(Excerpt from a dataset)

— start —

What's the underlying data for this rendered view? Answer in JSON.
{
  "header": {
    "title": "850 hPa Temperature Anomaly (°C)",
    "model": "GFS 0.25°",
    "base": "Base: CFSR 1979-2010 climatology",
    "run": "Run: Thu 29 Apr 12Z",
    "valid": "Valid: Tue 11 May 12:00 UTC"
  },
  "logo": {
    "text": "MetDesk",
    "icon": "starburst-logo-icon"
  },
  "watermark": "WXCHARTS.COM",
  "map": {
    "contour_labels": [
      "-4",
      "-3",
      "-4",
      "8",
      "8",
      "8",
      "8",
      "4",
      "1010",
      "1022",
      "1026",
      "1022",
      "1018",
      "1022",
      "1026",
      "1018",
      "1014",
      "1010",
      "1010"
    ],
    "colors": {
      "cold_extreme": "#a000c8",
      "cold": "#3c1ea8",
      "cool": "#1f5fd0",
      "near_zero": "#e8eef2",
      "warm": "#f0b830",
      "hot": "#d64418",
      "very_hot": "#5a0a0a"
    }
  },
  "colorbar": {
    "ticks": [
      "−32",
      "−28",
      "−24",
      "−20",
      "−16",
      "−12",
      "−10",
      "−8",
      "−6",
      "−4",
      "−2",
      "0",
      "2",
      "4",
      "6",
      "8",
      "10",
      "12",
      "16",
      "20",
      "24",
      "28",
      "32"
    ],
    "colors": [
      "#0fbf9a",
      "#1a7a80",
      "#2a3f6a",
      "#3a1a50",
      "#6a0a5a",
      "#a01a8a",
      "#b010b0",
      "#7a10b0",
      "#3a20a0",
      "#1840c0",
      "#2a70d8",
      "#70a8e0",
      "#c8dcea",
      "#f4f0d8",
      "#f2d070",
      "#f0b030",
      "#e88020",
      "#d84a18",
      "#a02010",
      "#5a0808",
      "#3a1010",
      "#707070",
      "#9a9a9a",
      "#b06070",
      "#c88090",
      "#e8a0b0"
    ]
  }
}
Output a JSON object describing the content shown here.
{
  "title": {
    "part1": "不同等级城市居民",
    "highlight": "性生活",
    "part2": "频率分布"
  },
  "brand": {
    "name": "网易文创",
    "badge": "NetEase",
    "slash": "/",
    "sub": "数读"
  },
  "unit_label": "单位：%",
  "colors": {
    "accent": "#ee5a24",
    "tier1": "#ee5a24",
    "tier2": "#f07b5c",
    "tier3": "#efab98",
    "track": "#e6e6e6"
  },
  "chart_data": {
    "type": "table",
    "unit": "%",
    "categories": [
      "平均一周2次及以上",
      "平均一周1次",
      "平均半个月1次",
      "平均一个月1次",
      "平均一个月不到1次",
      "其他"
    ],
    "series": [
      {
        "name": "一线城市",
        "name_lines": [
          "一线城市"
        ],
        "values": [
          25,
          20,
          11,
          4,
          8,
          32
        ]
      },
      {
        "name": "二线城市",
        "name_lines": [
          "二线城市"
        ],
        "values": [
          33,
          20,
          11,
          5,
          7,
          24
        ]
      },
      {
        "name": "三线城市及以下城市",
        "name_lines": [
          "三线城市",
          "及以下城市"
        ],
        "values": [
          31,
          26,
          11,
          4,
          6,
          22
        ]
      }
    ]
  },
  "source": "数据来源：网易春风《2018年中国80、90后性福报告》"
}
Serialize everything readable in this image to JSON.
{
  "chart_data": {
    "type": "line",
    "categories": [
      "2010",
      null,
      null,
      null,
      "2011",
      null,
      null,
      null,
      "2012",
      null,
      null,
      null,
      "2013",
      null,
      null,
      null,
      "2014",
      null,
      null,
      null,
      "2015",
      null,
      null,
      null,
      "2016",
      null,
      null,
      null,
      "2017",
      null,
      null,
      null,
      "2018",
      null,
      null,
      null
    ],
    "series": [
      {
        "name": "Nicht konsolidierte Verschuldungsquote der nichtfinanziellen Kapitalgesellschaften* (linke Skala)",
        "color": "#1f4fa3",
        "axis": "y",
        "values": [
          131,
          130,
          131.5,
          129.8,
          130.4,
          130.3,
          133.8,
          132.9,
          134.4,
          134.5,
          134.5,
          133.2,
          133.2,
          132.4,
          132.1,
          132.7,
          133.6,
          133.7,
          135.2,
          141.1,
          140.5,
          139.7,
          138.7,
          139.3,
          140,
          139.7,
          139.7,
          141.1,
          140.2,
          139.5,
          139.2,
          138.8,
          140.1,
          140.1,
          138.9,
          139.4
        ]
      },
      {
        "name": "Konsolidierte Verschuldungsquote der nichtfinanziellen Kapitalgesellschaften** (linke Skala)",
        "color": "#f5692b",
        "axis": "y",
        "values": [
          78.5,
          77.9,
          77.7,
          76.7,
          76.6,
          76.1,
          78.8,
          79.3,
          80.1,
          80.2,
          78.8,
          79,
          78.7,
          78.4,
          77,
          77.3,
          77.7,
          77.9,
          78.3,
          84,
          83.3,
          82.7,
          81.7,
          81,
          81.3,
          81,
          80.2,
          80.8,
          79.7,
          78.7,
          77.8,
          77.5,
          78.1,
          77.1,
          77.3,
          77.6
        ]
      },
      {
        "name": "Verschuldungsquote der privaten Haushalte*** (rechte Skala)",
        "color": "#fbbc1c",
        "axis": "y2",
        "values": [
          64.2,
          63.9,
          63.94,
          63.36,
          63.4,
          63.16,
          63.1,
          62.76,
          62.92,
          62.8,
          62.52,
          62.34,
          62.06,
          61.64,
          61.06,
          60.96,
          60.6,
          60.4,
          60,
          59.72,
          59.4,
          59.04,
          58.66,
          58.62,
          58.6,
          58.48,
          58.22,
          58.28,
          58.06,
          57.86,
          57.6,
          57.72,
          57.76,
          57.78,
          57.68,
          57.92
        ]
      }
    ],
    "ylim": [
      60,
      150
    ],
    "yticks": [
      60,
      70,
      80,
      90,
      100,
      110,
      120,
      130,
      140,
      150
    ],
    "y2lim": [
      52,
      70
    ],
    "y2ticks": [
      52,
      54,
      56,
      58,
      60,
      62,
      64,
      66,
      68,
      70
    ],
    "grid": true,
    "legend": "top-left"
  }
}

— end —

To do. Only the number is wanted: how many lines of the material above include the word "Skala"?

Result of this exercise. 3